> _The request_: Lay out the lines below as a Markdown table with the columns "Row" and "Line text," giving each line its row number and skipping blank lines.

> _Raw data_:
----------

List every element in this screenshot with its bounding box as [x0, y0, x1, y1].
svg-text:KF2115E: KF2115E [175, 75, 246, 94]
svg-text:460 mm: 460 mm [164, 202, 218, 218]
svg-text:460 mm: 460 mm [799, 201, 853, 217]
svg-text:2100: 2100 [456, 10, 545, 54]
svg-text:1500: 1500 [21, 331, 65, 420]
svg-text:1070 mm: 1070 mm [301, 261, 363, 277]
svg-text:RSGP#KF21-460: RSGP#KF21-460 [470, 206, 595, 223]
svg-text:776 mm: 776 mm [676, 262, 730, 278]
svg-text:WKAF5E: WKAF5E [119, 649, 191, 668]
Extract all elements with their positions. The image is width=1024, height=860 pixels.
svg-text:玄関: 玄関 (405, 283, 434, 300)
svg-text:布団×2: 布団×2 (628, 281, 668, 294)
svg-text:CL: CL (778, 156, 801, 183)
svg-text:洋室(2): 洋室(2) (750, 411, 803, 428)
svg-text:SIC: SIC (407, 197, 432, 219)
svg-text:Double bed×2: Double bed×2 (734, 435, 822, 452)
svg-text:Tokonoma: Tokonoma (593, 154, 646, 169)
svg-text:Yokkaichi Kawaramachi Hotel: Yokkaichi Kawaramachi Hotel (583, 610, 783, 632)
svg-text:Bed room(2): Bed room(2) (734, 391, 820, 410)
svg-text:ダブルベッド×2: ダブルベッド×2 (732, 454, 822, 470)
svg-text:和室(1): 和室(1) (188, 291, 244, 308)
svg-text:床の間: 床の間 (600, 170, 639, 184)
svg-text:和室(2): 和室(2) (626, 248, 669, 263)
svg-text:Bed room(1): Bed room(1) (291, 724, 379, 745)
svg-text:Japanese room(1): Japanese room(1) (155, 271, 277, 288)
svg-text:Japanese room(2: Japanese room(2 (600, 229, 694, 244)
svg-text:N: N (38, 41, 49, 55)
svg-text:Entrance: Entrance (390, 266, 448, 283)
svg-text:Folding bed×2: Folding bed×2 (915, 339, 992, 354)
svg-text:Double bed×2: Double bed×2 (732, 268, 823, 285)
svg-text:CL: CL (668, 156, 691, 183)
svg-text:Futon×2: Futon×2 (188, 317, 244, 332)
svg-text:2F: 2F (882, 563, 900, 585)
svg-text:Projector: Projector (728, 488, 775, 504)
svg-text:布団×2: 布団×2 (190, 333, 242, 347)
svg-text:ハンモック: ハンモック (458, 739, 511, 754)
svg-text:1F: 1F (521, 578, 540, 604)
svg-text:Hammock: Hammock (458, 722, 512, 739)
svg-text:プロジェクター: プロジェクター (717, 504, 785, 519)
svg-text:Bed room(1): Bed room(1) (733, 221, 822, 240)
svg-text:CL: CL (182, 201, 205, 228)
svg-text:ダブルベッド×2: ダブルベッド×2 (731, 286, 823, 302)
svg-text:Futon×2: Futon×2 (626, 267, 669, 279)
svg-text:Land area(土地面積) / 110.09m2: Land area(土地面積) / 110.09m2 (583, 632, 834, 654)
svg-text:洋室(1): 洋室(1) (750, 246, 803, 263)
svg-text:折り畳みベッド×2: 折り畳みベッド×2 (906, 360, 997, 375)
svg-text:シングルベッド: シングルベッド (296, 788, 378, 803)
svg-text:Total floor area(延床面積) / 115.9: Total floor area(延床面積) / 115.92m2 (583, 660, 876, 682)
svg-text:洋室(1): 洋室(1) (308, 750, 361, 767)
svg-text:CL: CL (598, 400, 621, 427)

----------

> _Answer to the exercise_:
| Row | Line text |
|---|---|
| 1 | List every element in this screenshot with its bounding box as [x0, y0, x1, y1]. |
| 2 | svg-text:KF2115E: KF2115E [175, 75, 246, 94] |
| 3 | svg-text:460 mm: 460 mm [164, 202, 218, 218] |
| 4 | svg-text:460 mm: 460 mm [799, 201, 853, 217] |
| 5 | svg-text:2100: 2100 [456, 10, 545, 54] |
| 6 | svg-text:1500: 1500 [21, 331, 65, 420] |
| 7 | svg-text:1070 mm: 1070 mm [301, 261, 363, 277] |
| 8 | svg-text:RSGP#KF21-460: RSGP#KF21-460 [470, 206, 595, 223] |
| 9 | svg-text:776 mm: 776 mm [676, 262, 730, 278] |
| 10 | svg-text:WKAF5E: WKAF5E [119, 649, 191, 668] |
| 11 | Extract all elements with their positions. The image is width=1024, height=860 pixels. |
| 12 | svg-text:玄関: 玄関 (405, 283, 434, 300) |
| 13 | svg-text:布団×2: 布団×2 (628, 281, 668, 294) |
| 14 | svg-text:CL: CL (778, 156, 801, 183) |
| 15 | svg-text:洋室(2): 洋室(2) (750, 411, 803, 428) |
| 16 | svg-text:SIC: SIC (407, 197, 432, 219) |
| 17 | svg-text:Double bed×2: Double bed×2 (734, 435, 822, 452) |
| 18 | svg-text:Tokonoma: Tokonoma (593, 154, 646, 169) |
| 19 | svg-text:Yokkaichi Kawaramachi Hotel: Yokkaichi Kawaramachi Hotel (583, 610, 783, 632) |
| 20 | svg-text:Bed room(2): Bed room(2) (734, 391, 820, 410) |
| 21 | svg-text:ダブルベッド×2: ダブルベッド×2 (732, 454, 822, 470) |
| 22 | svg-text:和室(1): 和室(1) (188, 291, 244, 308) |
| 23 | svg-text:床の間: 床の間 (600, 170, 639, 184) |
| 24 | svg-text:和室(2): 和室(2) (626, 248, 669, 263) |
| 25 | svg-text:Bed room(1): Bed room(1) (291, 724, 379, 745) |
| 26 | svg-text:Japanese room(1): Japanese room(1) (155, 271, 277, 288) |
| 27 | svg-text:Japanese room(2: Japanese room(2 (600, 229, 694, 244) |
| 28 | svg-text:N: N (38, 41, 49, 55) |
| 29 | svg-text:Entrance: Entrance (390, 266, 448, 283) |
| 30 | svg-text:Folding bed×2: Folding bed×2 (915, 339, 992, 354) |
| 31 | svg-text:Double bed×2: Double bed×2 (732, 268, 823, 285) |
| 32 | svg-text:CL: CL (668, 156, 691, 183) |
| 33 | svg-text:Futon×2: Futon×2 (188, 317, 244, 332) |
| 34 | svg-text:2F: 2F (882, 563, 900, 585) |
| 35 | svg-text:Projector: Projector (728, 488, 775, 504) |
| 36 | svg-text:布団×2: 布団×2 (190, 333, 242, 347) |
| 37 | svg-text:ハンモック: ハンモック (458, 739, 511, 754) |
| 38 | svg-text:1F: 1F (521, 578, 540, 604) |
| 39 | svg-text:Hammock: Hammock (458, 722, 512, 739) |
| 40 | svg-text:プロジェクター: プロジェクター (717, 504, 785, 519) |
| 41 | svg-text:Bed room(1): Bed room(1) (733, 221, 822, 240) |
| 42 | svg-text:CL: CL (182, 201, 205, 228) |
| 43 | svg-text:ダブルベッド×2: ダブルベッド×2 (731, 286, 823, 302) |
| 44 | svg-text:Futon×2: Futon×2 (626, 267, 669, 279) |
| 45 | svg-text:Land area(土地面積) / 110.09m2: Land area(土地面積) / 110.09m2 (583, 632, 834, 654) |
| 46 | svg-text:洋室(1): 洋室(1) (750, 246, 803, 263) |
| 47 | svg-text:折り畳みベッド×2: 折り畳みベッド×2 (906, 360, 997, 375) |
| 48 | svg-text:シングルベッド: シングルベッド (296, 788, 378, 803) |
| 49 | svg-text:Total floor area(延床面積) / 115.9: Total floor area(延床面積) / 115.92m2 (583, 660, 876, 682) |
| 50 | svg-text:洋室(1): 洋室(1) (308, 750, 361, 767) |
| 51 | svg-text:CL: CL (598, 400, 621, 427) |